*Stored rows*
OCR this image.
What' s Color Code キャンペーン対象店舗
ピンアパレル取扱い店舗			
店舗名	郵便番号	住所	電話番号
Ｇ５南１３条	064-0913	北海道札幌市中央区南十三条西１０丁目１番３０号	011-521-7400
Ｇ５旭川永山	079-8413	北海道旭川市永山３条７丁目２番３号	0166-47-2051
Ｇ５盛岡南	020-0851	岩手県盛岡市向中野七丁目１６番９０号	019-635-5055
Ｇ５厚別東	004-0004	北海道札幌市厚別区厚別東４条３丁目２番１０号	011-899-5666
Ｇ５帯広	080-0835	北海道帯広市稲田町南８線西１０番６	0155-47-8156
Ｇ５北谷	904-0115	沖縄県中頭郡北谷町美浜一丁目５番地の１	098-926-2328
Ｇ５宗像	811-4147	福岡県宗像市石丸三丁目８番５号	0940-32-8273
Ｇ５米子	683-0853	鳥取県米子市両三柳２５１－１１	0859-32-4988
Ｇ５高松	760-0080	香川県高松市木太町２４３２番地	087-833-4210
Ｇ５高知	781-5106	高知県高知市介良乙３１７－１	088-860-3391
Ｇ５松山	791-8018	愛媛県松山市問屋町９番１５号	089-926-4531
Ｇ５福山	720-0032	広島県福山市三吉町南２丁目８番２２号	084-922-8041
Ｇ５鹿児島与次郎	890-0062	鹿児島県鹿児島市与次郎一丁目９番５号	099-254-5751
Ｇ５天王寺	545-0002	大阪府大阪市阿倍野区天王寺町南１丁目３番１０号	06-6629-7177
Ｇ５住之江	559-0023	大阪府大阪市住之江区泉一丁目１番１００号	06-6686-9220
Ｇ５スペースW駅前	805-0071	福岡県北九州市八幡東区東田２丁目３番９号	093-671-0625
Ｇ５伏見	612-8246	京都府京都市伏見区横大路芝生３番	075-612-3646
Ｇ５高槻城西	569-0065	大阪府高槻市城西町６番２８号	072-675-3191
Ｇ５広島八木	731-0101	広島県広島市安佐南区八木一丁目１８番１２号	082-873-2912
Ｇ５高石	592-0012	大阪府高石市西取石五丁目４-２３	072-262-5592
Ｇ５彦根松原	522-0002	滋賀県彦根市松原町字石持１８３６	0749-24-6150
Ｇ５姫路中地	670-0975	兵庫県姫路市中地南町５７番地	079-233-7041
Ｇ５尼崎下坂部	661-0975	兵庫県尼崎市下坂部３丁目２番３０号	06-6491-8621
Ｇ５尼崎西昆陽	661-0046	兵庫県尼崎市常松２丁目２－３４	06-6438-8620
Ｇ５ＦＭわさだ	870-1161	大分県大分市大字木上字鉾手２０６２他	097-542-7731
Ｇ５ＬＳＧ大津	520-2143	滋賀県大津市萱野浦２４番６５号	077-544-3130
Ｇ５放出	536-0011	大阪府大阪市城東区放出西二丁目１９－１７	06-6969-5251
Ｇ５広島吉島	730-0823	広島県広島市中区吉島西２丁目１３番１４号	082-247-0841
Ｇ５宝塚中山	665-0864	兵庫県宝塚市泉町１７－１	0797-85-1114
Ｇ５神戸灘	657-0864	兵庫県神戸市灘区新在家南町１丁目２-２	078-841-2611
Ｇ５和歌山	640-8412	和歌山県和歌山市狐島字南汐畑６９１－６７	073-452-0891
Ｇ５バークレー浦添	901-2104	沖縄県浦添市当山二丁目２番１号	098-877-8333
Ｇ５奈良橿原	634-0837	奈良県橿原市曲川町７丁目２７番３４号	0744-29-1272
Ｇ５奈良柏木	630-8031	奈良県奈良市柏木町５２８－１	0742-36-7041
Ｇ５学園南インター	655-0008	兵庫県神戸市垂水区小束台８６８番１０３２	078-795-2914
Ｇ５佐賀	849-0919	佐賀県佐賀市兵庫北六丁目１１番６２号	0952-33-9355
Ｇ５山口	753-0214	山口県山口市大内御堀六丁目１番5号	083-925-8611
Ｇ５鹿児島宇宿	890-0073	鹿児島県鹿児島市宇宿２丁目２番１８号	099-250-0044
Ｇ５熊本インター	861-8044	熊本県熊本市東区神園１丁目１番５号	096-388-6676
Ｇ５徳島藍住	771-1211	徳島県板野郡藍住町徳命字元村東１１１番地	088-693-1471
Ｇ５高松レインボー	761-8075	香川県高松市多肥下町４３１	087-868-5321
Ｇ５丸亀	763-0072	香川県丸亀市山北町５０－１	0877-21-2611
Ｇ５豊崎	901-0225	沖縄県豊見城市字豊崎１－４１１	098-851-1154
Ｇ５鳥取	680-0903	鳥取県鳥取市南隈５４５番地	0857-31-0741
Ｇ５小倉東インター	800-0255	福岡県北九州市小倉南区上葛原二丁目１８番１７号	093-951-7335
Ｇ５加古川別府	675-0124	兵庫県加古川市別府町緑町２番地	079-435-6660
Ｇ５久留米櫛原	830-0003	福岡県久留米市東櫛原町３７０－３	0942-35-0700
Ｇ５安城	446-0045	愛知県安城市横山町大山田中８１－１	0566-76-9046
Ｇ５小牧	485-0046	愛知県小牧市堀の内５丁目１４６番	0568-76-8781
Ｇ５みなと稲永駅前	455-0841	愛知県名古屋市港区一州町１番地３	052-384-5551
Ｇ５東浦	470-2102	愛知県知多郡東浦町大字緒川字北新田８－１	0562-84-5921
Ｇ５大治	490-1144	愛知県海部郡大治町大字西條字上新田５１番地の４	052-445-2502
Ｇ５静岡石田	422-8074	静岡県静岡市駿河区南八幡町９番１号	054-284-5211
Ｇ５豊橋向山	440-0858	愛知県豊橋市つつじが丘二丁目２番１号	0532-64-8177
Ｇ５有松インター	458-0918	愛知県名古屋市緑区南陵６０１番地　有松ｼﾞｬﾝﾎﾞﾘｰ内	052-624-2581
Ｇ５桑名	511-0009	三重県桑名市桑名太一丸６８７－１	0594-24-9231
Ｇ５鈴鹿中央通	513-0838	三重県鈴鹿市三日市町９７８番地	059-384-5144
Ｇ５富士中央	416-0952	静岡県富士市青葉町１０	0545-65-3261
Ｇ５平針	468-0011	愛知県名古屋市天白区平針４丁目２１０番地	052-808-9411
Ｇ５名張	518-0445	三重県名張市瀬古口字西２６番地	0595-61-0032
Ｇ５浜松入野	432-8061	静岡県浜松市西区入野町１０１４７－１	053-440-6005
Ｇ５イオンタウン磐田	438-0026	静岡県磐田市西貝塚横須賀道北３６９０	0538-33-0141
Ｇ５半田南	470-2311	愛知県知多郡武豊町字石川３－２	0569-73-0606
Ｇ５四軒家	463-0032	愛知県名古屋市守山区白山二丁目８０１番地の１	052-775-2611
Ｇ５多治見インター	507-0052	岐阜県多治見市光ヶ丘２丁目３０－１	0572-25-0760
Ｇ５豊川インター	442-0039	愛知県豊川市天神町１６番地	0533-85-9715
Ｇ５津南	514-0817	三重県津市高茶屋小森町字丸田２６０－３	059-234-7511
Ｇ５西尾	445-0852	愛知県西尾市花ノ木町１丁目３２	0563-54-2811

*To do*
Please set down all the data word for word.

*Final result*
OCR this image.
What' s Color Code キャンペーン対象店舗
ピンアパレル取扱い店舗			
店舗名	郵便番号	住所	電話番号
Ｇ５南１３条	064-0913	北海道札幌市中央区南十三条西１０丁目１番３０号	011-521-7400
Ｇ５旭川永山	079-8413	北海道旭川市永山３条７丁目２番３号	0166-47-2051
Ｇ５盛岡南	020-0851	岩手県盛岡市向中野七丁目１６番９０号	019-635-5055
Ｇ５厚別東	004-0004	北海道札幌市厚別区厚別東４条３丁目２番１０号	011-899-5666
Ｇ５帯広	080-0835	北海道帯広市稲田町南８線西１０番６	0155-47-8156
Ｇ５北谷	904-0115	沖縄県中頭郡北谷町美浜一丁目５番地の１	098-926-2328
Ｇ５宗像	811-4147	福岡県宗像市石丸三丁目８番５号	0940-32-8273
Ｇ５米子	683-0853	鳥取県米子市両三柳２５１－１１	0859-32-4988
Ｇ５高松	760-0080	香川県高松市木太町２４３２番地	087-833-4210
Ｇ５高知	781-5106	高知県高知市介良乙３１７－１	088-860-3391
Ｇ５松山	791-8018	愛媛県松山市問屋町９番１５号	089-926-4531
Ｇ５福山	720-0032	広島県福山市三吉町南２丁目８番２２号	084-922-8041
Ｇ５鹿児島与次郎	890-0062	鹿児島県鹿児島市与次郎一丁目９番５号	099-254-5751
Ｇ５天王寺	545-0002	大阪府大阪市阿倍野区天王寺町南１丁目３番１０号	06-6629-7177
Ｇ５住之江	559-0023	大阪府大阪市住之江区泉一丁目１番１００号	06-6686-9220
Ｇ５スペースW駅前	805-0071	福岡県北九州市八幡東区東田２丁目３番９号	093-671-0625
Ｇ５伏見	612-8246	京都府京都市伏見区横大路芝生３番	075-612-3646
Ｇ５高槻城西	569-0065	大阪府高槻市城西町６番２８号	072-675-3191
Ｇ５広島八木	731-0101	広島県広島市安佐南区八木一丁目１８番１２号	082-873-2912
Ｇ５高石	592-0012	大阪府高石市西取石五丁目４-２３	072-262-5592
Ｇ５彦根松原	522-0002	滋賀県彦根市松原町字石持１８３６	0749-24-6150
Ｇ５姫路中地	670-0975	兵庫県姫路市中地南町５７番地	079-233-7041
Ｇ５尼崎下坂部	661-0975	兵庫県尼崎市下坂部３丁目２番３０号	06-6491-8621
Ｇ５尼崎西昆陽	661-0046	兵庫県尼崎市常松２丁目２－３４	06-6438-8620
Ｇ５ＦＭわさだ	870-1161	大分県大分市大字木上字鉾手２０６２他	097-542-7731
Ｇ５ＬＳＧ大津	520-2143	滋賀県大津市萱野浦２４番６５号	077-544-3130
Ｇ５放出	536-0011	大阪府大阪市城東区放出西二丁目１９－１７	06-6969-5251
Ｇ５広島吉島	730-0823	広島県広島市中区吉島西２丁目１３番１４号	082-247-0841
Ｇ５宝塚中山	665-0864	兵庫県宝塚市泉町１７－１	0797-85-1114
Ｇ５神戸灘	657-0864	兵庫県神戸市灘区新在家南町１丁目２-２	078-841-2611
Ｇ５和歌山	640-8412	和歌山県和歌山市狐島字南汐畑６９１－６７	073-452-0891
Ｇ５バークレー浦添	901-2104	沖縄県浦添市当山二丁目２番１号	098-877-8333
Ｇ５奈良橿原	634-0837	奈良県橿原市曲川町７丁目２７番３４号	0744-29-1272
Ｇ５奈良柏木	630-8031	奈良県奈良市柏木町５２８－１	0742-36-7041
Ｇ５学園南インター	655-0008	兵庫県神戸市垂水区小束台８６８番１０３２	078-795-2914
Ｇ５佐賀	849-0919	佐賀県佐賀市兵庫北六丁目１１番６２号	0952-33-9355
Ｇ５山口	753-0214	山口県山口市大内御堀六丁目１番5号	083-925-8611
Ｇ５鹿児島宇宿	890-0073	鹿児島県鹿児島市宇宿２丁目２番１８号	099-250-0044
Ｇ５熊本インター	861-8044	熊本県熊本市東区神園１丁目１番５号	096-388-6676
Ｇ５徳島藍住	771-1211	徳島県板野郡藍住町徳命字元村東１１１番地	088-693-1471
Ｇ５高松レインボー	761-8075	香川県高松市多肥下町４３１	087-868-5321
Ｇ５丸亀	763-0072	香川県丸亀市山北町５０－１	0877-21-2611
Ｇ５豊崎	901-0225	沖縄県豊見城市字豊崎１－４１１	098-851-1154
Ｇ５鳥取	680-0903	鳥取県鳥取市南隈５４５番地	0857-31-0741
Ｇ５小倉東インター	800-0255	福岡県北九州市小倉南区上葛原二丁目１８番１７号	093-951-7335
Ｇ５加古川別府	675-0124	兵庫県加古川市別府町緑町２番地	079-435-6660
Ｇ５久留米櫛原	830-0003	福岡県久留米市東櫛原町３７０－３	0942-35-0700
Ｇ５安城	446-0045	愛知県安城市横山町大山田中８１－１	0566-76-9046
Ｇ５小牧	485-0046	愛知県小牧市堀の内５丁目１４６番	0568-76-8781
Ｇ５みなと稲永駅前	455-0841	愛知県名古屋市港区一州町１番地３	052-384-5551
Ｇ５東浦	470-2102	愛知県知多郡東浦町大字緒川字北新田８－１	0562-84-5921
Ｇ５大治	490-1144	愛知県海部郡大治町大字西條字上新田５１番地の４	052-445-2502
Ｇ５静岡石田	422-8074	静岡県静岡市駿河区南八幡町９番１号	054-284-5211
Ｇ５豊橋向山	440-0858	愛知県豊橋市つつじが丘二丁目２番１号	0532-64-8177
Ｇ５有松インター	458-0918	愛知県名古屋市緑区南陵６０１番地　有松ｼﾞｬﾝﾎﾞﾘｰ内	052-624-2581
Ｇ５桑名	511-0009	三重県桑名市桑名太一丸６８７－１	0594-24-9231
Ｇ５鈴鹿中央通	513-0838	三重県鈴鹿市三日市町９７８番地	059-384-5144
Ｇ５富士中央	416-0952	静岡県富士市青葉町１０	0545-65-3261
Ｇ５平針	468-0011	愛知県名古屋市天白区平針４丁目２１０番地	052-808-9411
Ｇ５名張	518-0445	三重県名張市瀬古口字西２６番地	0595-61-0032
Ｇ５浜松入野	432-8061	静岡県浜松市西区入野町１０１４７－１	053-440-6005
Ｇ５イオンタウン磐田	438-0026	静岡県磐田市西貝塚横須賀道北３６９０	0538-33-0141
Ｇ５半田南	470-2311	愛知県知多郡武豊町字石川３－２	0569-73-0606
Ｇ５四軒家	463-0032	愛知県名古屋市守山区白山二丁目８０１番地の１	052-775-2611
Ｇ５多治見インター	507-0052	岐阜県多治見市光ヶ丘２丁目３０－１	0572-25-0760
Ｇ５豊川インター	442-0039	愛知県豊川市天神町１６番地	0533-85-9715
Ｇ５津南	514-0817	三重県津市高茶屋小森町字丸田２６０－３	059-234-7511
Ｇ５西尾	445-0852	愛知県西尾市花ノ木町１丁目３２	0563-54-2811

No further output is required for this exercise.